┌─ Record excerpts
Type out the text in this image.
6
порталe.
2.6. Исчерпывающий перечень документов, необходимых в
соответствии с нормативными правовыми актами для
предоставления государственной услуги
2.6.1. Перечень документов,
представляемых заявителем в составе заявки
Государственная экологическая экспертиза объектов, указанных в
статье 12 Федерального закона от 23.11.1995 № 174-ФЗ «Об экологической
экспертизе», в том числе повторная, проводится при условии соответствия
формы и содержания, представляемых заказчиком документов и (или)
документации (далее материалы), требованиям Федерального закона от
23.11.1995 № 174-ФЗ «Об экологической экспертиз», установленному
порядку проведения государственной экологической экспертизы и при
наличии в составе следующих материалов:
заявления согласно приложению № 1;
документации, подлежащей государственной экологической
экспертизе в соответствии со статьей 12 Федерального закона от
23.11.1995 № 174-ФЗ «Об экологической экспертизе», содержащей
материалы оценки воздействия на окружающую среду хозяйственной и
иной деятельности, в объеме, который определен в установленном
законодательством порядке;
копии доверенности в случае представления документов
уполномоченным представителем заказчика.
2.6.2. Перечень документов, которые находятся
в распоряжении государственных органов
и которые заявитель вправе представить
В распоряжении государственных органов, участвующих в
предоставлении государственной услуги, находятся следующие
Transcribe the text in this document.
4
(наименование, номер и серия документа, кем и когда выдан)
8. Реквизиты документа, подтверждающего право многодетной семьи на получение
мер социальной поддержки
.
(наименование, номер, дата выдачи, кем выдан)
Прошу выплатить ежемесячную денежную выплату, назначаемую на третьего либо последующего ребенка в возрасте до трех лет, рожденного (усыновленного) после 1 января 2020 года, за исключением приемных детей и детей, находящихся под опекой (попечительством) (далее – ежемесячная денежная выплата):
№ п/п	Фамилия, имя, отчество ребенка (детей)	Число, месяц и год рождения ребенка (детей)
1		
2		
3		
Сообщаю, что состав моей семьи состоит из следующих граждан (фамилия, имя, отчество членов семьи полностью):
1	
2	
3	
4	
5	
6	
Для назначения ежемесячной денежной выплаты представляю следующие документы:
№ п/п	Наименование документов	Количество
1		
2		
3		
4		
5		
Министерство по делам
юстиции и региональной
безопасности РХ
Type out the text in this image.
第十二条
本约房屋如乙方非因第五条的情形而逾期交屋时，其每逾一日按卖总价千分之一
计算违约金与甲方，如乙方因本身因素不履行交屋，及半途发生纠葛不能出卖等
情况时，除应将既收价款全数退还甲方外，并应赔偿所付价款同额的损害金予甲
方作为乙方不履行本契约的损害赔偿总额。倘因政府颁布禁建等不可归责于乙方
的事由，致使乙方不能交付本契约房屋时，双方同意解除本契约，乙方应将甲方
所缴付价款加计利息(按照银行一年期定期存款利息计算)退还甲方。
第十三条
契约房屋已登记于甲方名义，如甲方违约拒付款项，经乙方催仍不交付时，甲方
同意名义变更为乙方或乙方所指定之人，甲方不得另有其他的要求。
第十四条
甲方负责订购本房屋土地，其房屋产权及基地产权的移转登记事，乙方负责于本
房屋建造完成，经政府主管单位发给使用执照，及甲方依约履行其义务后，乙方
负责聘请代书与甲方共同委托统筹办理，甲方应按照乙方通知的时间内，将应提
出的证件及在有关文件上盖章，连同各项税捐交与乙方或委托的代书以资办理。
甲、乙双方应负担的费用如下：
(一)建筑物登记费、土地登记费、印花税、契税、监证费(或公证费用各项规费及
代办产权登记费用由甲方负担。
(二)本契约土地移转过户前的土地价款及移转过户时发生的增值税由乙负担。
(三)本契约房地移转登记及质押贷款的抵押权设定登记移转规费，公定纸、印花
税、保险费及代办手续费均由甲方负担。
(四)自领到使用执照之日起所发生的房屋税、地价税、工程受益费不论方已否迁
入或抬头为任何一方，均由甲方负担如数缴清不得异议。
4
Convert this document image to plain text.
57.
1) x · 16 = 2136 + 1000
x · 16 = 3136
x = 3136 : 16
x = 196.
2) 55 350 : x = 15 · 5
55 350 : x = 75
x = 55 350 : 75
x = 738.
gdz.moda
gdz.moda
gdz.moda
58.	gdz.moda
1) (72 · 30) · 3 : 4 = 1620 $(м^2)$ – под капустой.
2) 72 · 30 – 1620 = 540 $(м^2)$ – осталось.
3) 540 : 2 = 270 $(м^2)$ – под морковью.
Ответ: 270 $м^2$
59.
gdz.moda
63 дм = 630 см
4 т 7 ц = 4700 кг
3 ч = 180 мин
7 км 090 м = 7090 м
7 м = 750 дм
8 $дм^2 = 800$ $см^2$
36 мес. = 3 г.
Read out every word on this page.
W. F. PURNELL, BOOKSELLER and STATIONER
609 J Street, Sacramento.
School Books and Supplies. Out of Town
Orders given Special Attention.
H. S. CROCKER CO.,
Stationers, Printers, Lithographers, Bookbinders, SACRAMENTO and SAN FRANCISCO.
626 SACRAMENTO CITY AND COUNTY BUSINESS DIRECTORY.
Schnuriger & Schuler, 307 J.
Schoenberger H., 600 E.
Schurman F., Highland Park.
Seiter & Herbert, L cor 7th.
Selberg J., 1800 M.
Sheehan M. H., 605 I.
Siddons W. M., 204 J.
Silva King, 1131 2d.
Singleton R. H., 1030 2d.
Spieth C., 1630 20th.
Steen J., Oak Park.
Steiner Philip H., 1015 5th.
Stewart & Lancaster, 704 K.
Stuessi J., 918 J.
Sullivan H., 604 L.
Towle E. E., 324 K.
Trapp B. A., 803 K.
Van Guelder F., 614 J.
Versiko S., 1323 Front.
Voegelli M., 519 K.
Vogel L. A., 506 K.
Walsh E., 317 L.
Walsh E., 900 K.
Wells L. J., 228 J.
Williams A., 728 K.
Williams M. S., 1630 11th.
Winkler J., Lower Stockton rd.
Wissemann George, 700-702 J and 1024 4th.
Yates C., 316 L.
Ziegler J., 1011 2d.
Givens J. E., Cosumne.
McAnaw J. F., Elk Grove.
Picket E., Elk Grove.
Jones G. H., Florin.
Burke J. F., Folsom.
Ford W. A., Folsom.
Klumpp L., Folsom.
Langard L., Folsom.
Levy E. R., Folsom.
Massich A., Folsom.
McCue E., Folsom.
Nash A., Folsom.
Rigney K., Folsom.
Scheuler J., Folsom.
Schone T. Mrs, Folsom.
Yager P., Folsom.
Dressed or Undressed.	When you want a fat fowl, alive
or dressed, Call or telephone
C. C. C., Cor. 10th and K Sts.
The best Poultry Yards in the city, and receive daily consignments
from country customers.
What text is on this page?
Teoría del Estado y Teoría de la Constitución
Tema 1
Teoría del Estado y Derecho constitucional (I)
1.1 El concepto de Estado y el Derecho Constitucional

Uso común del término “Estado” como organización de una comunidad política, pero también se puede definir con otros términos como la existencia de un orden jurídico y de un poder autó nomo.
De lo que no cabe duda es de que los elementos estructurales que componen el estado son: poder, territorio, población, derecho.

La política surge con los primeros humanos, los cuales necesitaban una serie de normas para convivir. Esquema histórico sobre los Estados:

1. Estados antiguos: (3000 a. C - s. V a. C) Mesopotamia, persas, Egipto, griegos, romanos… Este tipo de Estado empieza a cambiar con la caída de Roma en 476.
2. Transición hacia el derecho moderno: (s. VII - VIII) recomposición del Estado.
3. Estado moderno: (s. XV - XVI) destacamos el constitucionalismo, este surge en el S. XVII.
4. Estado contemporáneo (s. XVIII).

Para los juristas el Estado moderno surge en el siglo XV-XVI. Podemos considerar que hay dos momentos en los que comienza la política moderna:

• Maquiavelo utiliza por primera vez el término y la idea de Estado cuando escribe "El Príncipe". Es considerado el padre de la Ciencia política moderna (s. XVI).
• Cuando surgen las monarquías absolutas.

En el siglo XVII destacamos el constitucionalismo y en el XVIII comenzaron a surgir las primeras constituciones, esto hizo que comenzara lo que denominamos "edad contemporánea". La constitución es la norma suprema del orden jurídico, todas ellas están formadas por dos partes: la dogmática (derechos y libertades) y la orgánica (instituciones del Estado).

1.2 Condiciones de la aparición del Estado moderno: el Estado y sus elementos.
└─
• [Exercise]
Determine how many lines contain the word "отчество" and reply with that number alone.

• [Reply to the exercise]
2